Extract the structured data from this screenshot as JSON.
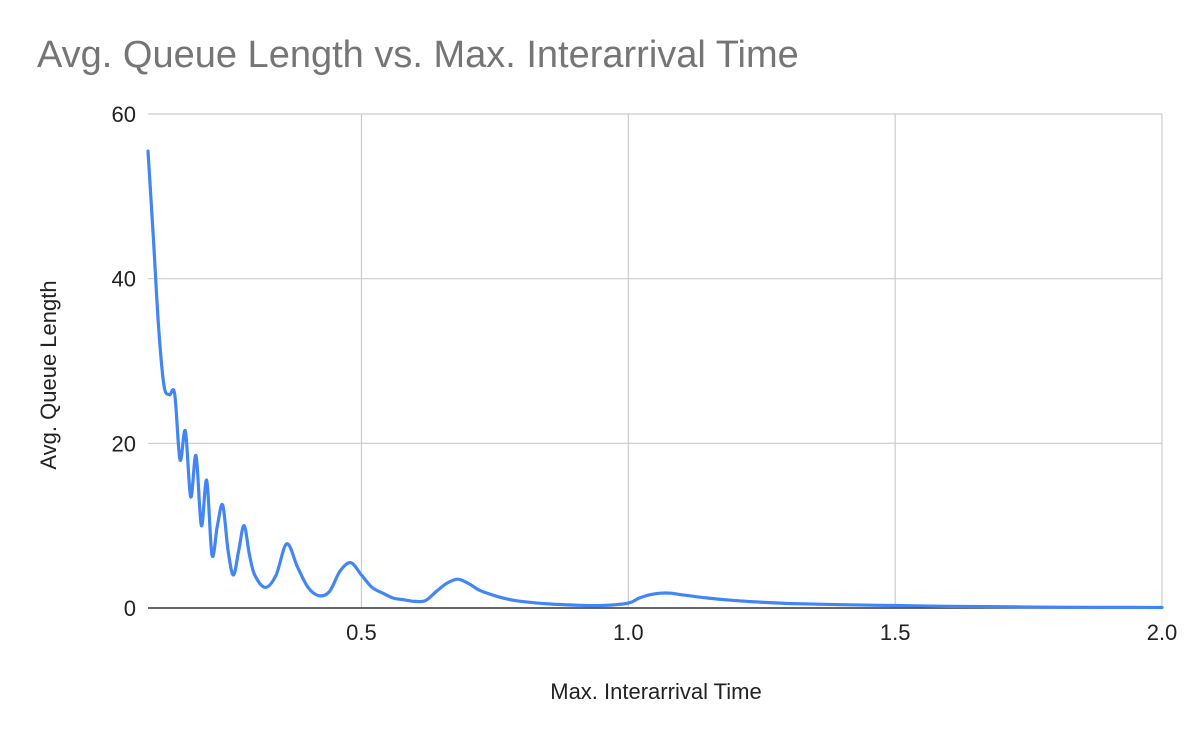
{
  "chart_data": {
    "type": "line",
    "title": "Avg. Queue Length vs. Max. Interarrival Time",
    "xlabel": "Max. Interarrival Time",
    "ylabel": "Avg. Queue Length",
    "xlim": [
      0.1,
      2.0
    ],
    "ylim": [
      0,
      60
    ],
    "xticks": [
      "0.5",
      "1.0",
      "1.5",
      "2.0"
    ],
    "yticks": [
      "0",
      "20",
      "40",
      "60"
    ],
    "grid": true,
    "legend": "none",
    "series": [
      {
        "color": "#4285f4",
        "x": [
          0.1,
          0.11,
          0.12,
          0.13,
          0.14,
          0.15,
          0.16,
          0.17,
          0.18,
          0.19,
          0.2,
          0.21,
          0.22,
          0.23,
          0.24,
          0.25,
          0.26,
          0.27,
          0.28,
          0.29,
          0.3,
          0.32,
          0.34,
          0.36,
          0.38,
          0.4,
          0.42,
          0.44,
          0.46,
          0.48,
          0.5,
          0.52,
          0.54,
          0.56,
          0.58,
          0.6,
          0.62,
          0.64,
          0.66,
          0.68,
          0.7,
          0.72,
          0.74,
          0.76,
          0.78,
          0.8,
          0.85,
          0.9,
          0.95,
          1.0,
          1.02,
          1.04,
          1.06,
          1.08,
          1.1,
          1.15,
          1.2,
          1.25,
          1.3,
          1.4,
          1.5,
          1.6,
          1.7,
          1.8,
          1.9,
          2.0
        ],
        "y": [
          55.5,
          45,
          34,
          27,
          25.9,
          26,
          18,
          21.5,
          13.5,
          18.5,
          10,
          15.5,
          6.4,
          10,
          12.5,
          7,
          4,
          7,
          10,
          6.5,
          4,
          2.5,
          4,
          7.8,
          5,
          2.5,
          1.5,
          2,
          4.5,
          5.5,
          4,
          2.5,
          1.8,
          1.2,
          1,
          0.8,
          0.9,
          2,
          3,
          3.5,
          3,
          2.2,
          1.7,
          1.3,
          1,
          0.8,
          0.5,
          0.35,
          0.3,
          0.6,
          1.2,
          1.6,
          1.8,
          1.8,
          1.6,
          1.2,
          0.9,
          0.7,
          0.55,
          0.4,
          0.3,
          0.2,
          0.15,
          0.1,
          0.08,
          0.06
        ]
      }
    ]
  }
}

WRITTEN TASK: Copy out every line that includes the word "Length".

EXERCISE SOLUTION:
    "title": "Avg. Queue Length vs. Max. Interarrival Time",
    "ylabel": "Avg. Queue Length",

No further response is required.